__Problem description__. Report how many lines of the following entries include the string "clinical"; respond with the number alone.

──────── Entries supplied ────────

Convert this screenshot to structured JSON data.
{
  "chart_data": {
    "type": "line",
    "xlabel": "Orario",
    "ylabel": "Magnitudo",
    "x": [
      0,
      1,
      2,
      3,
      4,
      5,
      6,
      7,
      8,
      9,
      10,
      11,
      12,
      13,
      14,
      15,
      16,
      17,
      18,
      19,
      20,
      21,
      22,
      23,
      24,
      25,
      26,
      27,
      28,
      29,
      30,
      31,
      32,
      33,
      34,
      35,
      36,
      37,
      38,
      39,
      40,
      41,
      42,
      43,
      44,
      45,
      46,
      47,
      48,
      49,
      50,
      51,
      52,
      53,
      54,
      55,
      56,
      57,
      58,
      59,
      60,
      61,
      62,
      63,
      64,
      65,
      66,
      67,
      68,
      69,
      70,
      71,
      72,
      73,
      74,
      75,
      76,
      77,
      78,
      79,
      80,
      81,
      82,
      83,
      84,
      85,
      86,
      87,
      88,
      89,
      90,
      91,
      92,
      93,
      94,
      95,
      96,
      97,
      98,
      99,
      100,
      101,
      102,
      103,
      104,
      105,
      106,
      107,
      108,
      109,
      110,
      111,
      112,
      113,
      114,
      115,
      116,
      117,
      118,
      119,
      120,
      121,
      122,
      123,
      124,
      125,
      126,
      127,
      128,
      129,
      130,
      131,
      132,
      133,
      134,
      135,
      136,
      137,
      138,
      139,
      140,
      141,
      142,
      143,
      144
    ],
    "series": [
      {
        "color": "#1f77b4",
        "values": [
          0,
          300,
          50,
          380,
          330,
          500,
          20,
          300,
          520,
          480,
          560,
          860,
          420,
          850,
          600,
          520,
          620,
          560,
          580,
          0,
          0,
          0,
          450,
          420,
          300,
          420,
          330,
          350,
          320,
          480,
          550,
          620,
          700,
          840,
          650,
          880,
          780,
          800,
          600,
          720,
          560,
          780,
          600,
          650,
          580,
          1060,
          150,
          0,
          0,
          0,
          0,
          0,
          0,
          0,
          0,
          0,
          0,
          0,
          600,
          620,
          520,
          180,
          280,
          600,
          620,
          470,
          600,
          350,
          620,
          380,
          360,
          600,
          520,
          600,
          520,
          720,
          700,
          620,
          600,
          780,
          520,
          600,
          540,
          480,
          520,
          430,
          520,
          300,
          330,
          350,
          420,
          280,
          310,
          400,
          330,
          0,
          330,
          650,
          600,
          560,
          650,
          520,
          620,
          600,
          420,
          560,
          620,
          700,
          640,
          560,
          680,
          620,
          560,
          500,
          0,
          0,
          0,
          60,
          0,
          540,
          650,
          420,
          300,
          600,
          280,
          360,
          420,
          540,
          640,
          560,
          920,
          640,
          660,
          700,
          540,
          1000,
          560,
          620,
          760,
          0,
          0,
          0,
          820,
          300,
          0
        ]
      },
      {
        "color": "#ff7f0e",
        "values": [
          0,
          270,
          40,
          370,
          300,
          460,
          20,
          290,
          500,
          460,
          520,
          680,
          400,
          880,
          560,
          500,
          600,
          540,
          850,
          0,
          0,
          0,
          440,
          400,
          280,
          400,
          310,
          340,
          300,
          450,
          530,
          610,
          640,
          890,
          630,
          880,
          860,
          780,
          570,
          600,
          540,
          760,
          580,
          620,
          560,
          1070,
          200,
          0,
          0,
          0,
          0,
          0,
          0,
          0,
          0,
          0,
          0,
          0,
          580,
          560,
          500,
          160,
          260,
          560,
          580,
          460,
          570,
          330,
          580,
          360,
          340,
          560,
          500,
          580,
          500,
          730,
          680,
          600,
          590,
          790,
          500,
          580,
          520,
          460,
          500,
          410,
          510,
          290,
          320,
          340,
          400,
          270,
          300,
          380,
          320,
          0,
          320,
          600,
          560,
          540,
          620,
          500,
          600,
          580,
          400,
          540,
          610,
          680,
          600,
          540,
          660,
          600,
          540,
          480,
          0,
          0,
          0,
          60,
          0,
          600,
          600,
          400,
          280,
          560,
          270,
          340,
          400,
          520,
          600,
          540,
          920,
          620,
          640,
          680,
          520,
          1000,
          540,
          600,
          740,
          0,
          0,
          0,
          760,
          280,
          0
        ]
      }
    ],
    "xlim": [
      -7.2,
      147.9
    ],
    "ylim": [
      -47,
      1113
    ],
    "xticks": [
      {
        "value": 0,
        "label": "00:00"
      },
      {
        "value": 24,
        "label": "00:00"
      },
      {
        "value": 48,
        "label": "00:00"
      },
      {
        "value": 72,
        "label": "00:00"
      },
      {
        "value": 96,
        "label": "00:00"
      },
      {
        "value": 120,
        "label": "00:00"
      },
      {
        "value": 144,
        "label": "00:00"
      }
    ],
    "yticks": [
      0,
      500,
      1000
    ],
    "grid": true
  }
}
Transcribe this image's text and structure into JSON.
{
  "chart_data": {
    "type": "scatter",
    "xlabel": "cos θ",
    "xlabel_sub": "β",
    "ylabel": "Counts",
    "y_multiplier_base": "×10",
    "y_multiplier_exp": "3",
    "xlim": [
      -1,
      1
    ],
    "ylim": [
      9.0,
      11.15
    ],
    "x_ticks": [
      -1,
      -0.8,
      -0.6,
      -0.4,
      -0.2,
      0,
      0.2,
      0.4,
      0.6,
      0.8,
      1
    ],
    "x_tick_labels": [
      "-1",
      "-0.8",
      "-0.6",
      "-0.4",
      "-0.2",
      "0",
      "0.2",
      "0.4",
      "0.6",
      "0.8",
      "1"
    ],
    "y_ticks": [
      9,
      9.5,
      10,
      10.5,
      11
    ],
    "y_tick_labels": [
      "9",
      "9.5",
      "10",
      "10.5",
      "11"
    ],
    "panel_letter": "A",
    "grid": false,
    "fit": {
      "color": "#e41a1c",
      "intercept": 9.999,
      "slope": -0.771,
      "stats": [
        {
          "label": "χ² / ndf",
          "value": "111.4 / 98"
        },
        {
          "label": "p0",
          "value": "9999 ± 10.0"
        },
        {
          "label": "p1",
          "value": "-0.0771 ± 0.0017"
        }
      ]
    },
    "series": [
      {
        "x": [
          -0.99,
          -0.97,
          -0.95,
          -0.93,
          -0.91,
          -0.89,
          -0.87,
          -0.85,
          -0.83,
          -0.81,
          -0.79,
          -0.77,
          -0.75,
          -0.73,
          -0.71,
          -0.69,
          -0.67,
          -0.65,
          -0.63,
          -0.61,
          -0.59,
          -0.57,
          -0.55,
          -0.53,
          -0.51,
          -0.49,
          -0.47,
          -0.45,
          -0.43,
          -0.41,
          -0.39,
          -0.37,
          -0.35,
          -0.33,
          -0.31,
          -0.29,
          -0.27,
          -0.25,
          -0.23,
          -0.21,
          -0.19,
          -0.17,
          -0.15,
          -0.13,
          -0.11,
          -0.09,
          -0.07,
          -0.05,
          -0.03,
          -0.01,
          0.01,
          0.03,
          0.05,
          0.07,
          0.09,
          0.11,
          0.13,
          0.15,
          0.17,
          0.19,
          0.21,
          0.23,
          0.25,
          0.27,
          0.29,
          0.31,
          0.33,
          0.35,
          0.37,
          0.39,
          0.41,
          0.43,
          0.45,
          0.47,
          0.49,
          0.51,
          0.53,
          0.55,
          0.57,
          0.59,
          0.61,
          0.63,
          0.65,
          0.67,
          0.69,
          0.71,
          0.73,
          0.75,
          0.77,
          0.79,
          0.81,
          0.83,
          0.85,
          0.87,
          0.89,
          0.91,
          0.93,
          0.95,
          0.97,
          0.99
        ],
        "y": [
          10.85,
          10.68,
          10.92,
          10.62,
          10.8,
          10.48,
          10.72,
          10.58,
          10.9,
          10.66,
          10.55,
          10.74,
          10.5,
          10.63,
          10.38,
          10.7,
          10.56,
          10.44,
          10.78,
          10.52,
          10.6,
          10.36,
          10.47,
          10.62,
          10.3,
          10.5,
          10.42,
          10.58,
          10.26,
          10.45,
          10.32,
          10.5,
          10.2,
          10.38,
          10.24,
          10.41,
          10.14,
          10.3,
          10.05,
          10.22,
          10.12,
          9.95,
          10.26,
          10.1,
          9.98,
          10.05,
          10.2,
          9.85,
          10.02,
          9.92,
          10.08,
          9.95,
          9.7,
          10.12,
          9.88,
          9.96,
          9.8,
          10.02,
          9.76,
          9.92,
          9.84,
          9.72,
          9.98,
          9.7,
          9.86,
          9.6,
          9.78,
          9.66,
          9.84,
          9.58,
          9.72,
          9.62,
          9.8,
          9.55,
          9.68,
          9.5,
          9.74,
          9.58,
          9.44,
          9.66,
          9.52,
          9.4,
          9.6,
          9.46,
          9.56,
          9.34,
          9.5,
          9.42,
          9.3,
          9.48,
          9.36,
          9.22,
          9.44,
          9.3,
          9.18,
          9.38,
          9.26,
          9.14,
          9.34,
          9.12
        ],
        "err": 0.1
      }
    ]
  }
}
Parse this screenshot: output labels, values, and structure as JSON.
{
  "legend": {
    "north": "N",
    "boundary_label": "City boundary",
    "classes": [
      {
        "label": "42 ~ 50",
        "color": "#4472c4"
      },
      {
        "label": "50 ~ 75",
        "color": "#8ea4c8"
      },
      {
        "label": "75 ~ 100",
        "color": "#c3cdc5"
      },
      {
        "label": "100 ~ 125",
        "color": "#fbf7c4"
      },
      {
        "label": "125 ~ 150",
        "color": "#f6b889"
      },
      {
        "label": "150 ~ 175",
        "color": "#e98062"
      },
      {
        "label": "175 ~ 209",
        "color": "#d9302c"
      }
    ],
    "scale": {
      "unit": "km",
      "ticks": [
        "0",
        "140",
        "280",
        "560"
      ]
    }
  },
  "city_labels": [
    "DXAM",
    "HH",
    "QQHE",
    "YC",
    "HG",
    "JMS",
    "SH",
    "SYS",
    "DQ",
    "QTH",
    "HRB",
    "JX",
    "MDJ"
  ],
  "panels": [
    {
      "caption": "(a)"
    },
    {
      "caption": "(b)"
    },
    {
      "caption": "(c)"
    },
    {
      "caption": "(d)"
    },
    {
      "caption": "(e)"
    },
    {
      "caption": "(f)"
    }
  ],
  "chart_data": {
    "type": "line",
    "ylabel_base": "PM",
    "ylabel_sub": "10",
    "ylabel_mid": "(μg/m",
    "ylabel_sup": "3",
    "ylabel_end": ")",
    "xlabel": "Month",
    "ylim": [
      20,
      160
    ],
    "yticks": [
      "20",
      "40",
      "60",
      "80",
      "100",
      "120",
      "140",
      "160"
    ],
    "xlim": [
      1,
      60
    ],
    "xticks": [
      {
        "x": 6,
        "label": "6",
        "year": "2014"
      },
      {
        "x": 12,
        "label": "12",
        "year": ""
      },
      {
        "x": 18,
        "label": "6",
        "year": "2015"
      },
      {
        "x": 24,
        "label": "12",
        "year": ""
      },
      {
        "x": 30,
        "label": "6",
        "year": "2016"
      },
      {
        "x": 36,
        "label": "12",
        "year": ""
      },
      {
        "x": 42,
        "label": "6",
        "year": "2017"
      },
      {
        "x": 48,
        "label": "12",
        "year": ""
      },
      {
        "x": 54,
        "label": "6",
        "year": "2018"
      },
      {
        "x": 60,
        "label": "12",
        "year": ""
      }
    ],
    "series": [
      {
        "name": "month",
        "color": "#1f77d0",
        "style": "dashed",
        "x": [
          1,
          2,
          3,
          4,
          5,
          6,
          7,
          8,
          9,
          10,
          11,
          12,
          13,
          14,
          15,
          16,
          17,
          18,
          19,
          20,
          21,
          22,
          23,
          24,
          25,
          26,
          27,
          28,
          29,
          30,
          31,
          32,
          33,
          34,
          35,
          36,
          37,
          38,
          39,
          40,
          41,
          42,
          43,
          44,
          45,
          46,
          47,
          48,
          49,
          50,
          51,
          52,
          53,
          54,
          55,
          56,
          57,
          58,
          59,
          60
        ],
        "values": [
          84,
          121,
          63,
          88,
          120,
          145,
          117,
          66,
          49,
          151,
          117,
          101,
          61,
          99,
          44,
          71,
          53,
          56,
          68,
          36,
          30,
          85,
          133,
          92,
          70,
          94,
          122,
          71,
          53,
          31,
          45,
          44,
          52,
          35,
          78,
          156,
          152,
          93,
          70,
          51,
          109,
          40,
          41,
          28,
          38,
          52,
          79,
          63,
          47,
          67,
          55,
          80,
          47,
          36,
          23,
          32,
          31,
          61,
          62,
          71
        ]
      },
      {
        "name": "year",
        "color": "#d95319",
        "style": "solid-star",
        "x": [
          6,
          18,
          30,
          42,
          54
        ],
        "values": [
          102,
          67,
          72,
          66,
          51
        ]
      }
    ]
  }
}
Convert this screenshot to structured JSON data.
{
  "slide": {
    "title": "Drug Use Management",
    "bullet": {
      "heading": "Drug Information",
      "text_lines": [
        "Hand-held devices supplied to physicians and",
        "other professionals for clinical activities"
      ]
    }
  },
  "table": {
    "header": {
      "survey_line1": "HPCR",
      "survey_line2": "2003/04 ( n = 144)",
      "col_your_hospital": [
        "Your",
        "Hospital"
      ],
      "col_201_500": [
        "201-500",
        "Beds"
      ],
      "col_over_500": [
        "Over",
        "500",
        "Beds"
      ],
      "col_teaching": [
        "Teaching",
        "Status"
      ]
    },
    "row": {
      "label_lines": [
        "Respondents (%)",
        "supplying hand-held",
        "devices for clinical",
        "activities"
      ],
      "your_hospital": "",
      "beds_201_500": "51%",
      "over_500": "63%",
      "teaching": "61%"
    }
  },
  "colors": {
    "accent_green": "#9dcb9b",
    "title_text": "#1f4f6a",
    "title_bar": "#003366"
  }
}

────────

__Completed task__. 2